▶ [Exercises]
• A. Retype the blog discussion on children's diet from "I’ll second that, very" through "to change habits.".
• B. Does the blog discussion on children's diet support each statement below? Answer yes or no for each and quote the words that decide it. (i) The Milk Monster's family has tried almost every recipe in the book. (ii) Growing up, kate ate fish and chips once a week. (iii) The commenter sweavo was given drugs as a child because of behavior.

[Text section]

Rather than stirring more mood-altering chemicals into the melting -pots of our young children’s bodies, can’t we just keep an emergency supply of potatoes nearby? Seriously. We’ve had at least 40 million years to get used to eating things that we’ve picked off a tree or pulled out of the ground, and less than two generations to acclimatise to the new, semi-toxic food environment.


8 comments so far...

  • Milk Monster's Mum Said on September 21st, 2005 at 07:56:

    We’ve got that book, and we’ve tried almost every recipe in it. They taste great, and they’re a huge hit with the Monster. Does it make any difference? Well, even at not quite 2 she’s noticably calmer and more able to concentrate than others her age who eat nothing but chips and ready meals (yes, people really do feed that crap to toddlers). As for Mum and Dad - we definately feel better having ditched most processed foods in favour of real ingredients with flavour, rather than rubbish ingredients topped up with salt.

  • Me Said on September 21st, 2005 at 07:59:

    well said

  • kate Said on September 21st, 2005 at 08:53:

    I’ll second that, very well said indeed.
    I can’t believe that guy wants to encourage giving kids more drugs.
    I think I’m very luck in that I’ve always hated the taste of fast food (with the exception of pizza) in terms of burgers and fries and fizzy drinks, and growing up we had fish and chips once a week, but everything else was healthy. I also love cooking, so for me eating healthily and limiting the food toxins I consume is easy. For those who hate cooking or can’t find the time, and those children who have been brought up on junk food, I’d imagine it would be very hard to change habits.
    I also think part of the problem is people not being aware of where the food their eating comes from and what exactly is in it. Supermarkets advertise they’re food as healthy, but how health is it when there are chemicals in the ingredients list.
    I hate buying things that I know I can make myself, and that what I produce will taste far better.

  • kate Said on September 21st, 2005 at 08:57:

    Oh, and I’m impressed U made meatballs, sounds just lik one of our swedish meals :-)

  • sweavo Said on September 21st, 2005 at 10:48:

    I was a problem kid, and I am so glad I wasn’t doped because of my behaviour. Diagnosis is often just a consensus of conjecture between experts, and experts are too often simply people who talk about a particular thing a lot.

    I accept there may be children for whom drugs may prove to be the correct solution, but let’s at least try simplifying the chemical influences on their mind first.

    By analogy, if you want to stop a baby crying you can gag it, or you can stop prodding it with pins.

  • kate Said on September 21st, 2005 at 11:27:

    I remember watching a program a while back about a school for children with ADHD. I can’t rememeber whether any of the children were on medication, but their behaviour did vary quite a bit. Interviews with the children and the teachers brought to light the fact that one of the biggest problems the children had was knowing that they were different to other children, but not being able to understand why they were that way, and why they did the things they did. One teenager started to kick another student after a minor argument. Afterwards he was so ashamed of himself because he knew what he’d done was wrong, he was also very frustrated because he couldn’t stop himself. The schools main aim was to try and help the children understand their condition and teach them ways of managing it, and it worked too.

  • Lorri Said on September 22nd, 2005 at 09:09:

    My sister’s seen the reverse of that too. One child in her class attacked his best friend over a trivial matter and the next day asked him what the bump on his head was. He literally could not understand that he had caused it, no matter how often his friend told him.

  • Not Me Said on September 22nd, 2005 at 21:28:

    You can put cabbage on pizza, but it doesn’t taste as good as meat balls.

[/Text section]
[Data extract]

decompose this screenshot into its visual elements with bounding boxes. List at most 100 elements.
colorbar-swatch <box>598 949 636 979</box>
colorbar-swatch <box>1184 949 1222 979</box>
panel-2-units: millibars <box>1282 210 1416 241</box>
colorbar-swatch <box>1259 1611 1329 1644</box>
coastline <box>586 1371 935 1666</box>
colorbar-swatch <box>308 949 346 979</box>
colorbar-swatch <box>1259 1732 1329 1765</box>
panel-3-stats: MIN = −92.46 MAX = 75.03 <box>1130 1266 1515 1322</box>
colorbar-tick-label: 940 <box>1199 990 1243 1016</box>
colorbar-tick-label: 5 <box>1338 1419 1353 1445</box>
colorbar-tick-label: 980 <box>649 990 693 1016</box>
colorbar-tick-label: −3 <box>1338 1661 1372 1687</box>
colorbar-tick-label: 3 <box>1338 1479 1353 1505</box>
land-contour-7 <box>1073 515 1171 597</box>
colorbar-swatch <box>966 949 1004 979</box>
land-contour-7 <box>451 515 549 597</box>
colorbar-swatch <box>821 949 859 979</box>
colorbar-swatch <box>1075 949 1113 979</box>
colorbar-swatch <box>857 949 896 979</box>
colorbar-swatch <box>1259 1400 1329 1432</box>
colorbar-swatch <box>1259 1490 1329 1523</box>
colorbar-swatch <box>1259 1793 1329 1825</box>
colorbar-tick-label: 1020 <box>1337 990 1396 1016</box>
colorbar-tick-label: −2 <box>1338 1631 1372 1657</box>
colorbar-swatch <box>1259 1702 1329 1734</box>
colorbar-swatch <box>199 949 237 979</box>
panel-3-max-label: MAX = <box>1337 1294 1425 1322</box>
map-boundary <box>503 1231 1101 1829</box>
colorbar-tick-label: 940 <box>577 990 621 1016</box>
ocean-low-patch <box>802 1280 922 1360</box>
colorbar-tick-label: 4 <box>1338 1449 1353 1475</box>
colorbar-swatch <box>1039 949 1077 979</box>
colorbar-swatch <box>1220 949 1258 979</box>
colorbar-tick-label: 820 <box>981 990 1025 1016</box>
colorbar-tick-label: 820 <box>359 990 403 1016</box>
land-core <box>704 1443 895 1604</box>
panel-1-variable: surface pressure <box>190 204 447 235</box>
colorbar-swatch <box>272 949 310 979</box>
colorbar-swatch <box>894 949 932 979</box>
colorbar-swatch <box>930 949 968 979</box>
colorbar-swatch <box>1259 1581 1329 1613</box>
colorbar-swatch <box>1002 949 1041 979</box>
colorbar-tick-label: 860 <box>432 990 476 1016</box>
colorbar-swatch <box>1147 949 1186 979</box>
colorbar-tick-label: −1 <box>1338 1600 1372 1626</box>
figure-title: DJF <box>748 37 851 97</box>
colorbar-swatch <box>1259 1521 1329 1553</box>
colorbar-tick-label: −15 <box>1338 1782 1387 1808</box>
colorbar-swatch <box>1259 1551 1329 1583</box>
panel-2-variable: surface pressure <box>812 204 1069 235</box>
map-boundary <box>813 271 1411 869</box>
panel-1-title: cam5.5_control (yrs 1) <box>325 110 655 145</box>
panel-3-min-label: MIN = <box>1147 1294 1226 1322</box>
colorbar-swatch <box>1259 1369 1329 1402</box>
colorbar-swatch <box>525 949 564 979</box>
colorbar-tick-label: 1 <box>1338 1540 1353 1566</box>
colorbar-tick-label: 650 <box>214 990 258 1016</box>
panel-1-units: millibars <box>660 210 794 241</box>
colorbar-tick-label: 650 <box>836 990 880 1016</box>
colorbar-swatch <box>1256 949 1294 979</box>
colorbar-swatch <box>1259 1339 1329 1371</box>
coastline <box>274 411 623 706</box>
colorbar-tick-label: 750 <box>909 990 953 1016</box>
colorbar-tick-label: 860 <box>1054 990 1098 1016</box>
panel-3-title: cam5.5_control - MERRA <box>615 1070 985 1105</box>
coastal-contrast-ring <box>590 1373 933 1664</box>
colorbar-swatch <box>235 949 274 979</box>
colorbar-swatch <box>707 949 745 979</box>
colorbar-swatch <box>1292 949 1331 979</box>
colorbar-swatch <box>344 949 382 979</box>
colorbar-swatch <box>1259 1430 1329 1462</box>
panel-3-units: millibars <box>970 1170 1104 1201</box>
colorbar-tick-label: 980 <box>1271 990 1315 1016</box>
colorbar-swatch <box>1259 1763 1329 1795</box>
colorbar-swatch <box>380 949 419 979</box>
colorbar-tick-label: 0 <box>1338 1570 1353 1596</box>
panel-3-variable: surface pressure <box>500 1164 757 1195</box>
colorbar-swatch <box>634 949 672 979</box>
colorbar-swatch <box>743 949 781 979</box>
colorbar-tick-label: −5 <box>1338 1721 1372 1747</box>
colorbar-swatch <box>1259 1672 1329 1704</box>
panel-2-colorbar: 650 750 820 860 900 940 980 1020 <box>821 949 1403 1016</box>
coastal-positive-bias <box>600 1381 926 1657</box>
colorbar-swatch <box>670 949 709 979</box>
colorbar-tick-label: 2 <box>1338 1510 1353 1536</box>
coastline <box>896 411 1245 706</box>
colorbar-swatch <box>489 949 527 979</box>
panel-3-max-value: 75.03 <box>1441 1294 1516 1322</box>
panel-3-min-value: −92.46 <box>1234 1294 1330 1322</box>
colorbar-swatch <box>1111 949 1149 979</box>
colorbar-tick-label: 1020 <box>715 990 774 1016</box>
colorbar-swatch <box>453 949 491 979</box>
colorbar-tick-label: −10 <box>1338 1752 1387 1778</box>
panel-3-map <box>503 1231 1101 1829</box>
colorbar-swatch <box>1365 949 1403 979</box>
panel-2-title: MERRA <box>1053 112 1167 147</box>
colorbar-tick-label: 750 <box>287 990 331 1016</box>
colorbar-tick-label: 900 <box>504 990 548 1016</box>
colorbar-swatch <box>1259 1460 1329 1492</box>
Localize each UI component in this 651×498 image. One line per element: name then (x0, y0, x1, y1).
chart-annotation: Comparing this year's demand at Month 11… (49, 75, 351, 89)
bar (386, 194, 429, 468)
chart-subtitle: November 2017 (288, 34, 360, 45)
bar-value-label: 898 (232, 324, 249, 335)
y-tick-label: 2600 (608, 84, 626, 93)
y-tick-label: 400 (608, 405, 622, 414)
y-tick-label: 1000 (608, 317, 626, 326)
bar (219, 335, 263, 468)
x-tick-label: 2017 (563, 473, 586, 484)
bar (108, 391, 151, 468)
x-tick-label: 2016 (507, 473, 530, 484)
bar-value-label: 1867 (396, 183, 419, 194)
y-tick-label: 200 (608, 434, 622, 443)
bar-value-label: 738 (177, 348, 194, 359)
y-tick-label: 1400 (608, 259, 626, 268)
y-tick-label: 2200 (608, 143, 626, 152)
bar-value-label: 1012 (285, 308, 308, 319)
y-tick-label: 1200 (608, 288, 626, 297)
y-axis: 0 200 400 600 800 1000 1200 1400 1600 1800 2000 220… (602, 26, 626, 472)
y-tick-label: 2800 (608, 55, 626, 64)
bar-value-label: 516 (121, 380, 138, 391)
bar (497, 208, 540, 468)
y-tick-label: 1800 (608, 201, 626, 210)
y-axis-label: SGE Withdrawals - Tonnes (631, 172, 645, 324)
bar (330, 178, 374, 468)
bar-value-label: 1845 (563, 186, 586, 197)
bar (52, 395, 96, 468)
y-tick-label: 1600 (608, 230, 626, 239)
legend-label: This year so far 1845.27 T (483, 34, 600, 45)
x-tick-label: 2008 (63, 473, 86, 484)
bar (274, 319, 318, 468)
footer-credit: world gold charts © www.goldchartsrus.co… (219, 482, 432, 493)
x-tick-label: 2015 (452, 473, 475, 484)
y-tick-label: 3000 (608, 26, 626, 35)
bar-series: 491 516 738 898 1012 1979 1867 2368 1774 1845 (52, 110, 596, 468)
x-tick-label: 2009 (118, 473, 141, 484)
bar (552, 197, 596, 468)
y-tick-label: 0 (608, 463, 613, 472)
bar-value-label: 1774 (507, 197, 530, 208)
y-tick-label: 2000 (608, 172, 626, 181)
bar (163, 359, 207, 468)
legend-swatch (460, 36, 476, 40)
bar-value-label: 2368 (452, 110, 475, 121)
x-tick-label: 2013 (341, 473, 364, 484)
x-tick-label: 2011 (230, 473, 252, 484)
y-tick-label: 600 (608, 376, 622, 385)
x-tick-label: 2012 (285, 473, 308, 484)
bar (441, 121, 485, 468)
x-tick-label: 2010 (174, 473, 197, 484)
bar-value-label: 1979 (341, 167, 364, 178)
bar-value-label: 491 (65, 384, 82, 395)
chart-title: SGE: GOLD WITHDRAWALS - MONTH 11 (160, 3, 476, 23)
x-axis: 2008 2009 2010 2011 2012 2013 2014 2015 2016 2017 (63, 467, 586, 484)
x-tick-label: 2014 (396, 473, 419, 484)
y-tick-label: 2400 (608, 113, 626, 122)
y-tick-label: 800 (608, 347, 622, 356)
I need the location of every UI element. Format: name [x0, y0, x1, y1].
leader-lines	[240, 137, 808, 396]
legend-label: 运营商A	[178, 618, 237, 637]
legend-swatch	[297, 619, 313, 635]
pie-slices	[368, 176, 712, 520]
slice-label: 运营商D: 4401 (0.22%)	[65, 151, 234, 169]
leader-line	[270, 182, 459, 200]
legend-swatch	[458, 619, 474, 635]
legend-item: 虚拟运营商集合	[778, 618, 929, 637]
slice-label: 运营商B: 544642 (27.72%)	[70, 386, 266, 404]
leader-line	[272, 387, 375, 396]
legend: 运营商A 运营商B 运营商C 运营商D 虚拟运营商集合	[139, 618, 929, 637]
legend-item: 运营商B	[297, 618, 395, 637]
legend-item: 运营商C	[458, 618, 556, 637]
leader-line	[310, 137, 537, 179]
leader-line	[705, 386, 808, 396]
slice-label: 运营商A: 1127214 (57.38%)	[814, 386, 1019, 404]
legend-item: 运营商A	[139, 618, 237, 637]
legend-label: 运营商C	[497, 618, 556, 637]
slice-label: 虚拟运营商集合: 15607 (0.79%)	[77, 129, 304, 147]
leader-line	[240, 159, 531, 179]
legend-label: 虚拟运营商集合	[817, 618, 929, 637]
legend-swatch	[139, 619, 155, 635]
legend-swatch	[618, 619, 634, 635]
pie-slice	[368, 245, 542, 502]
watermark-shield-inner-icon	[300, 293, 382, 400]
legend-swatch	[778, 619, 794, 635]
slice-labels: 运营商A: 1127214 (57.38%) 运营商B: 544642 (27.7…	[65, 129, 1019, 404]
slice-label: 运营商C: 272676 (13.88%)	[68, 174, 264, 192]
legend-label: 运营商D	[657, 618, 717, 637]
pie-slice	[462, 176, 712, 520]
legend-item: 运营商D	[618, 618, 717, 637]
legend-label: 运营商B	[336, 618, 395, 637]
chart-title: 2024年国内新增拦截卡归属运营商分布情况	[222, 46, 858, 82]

[/Data extract]

▶ [Answers below]
• A.
I’ll second that, very well said indeed.
    I can’t believe that guy wants to encourage giving kids more drugs.
    I think I’m very luck in that I’ve always hated the taste of fast food (with the exception of pizza) in terms of burgers and fries and fizzy drinks, and growing up we had fish and chips once a week, but everything else was healthy. I also love cooking, so for me eating healthily and limiting the food toxins I consume is easy. For those who hate cooking or can’t find the time, and those children who have been brought up on junk food, I’d imagine it would be very hard to change habits.

• B.
(i) Yes: "we’ve tried almost every recipe in it."
(ii) Yes: "growing up we had fish and chips once a week"
(iii) No: "I am so glad I wasn’t doped because of my behaviour."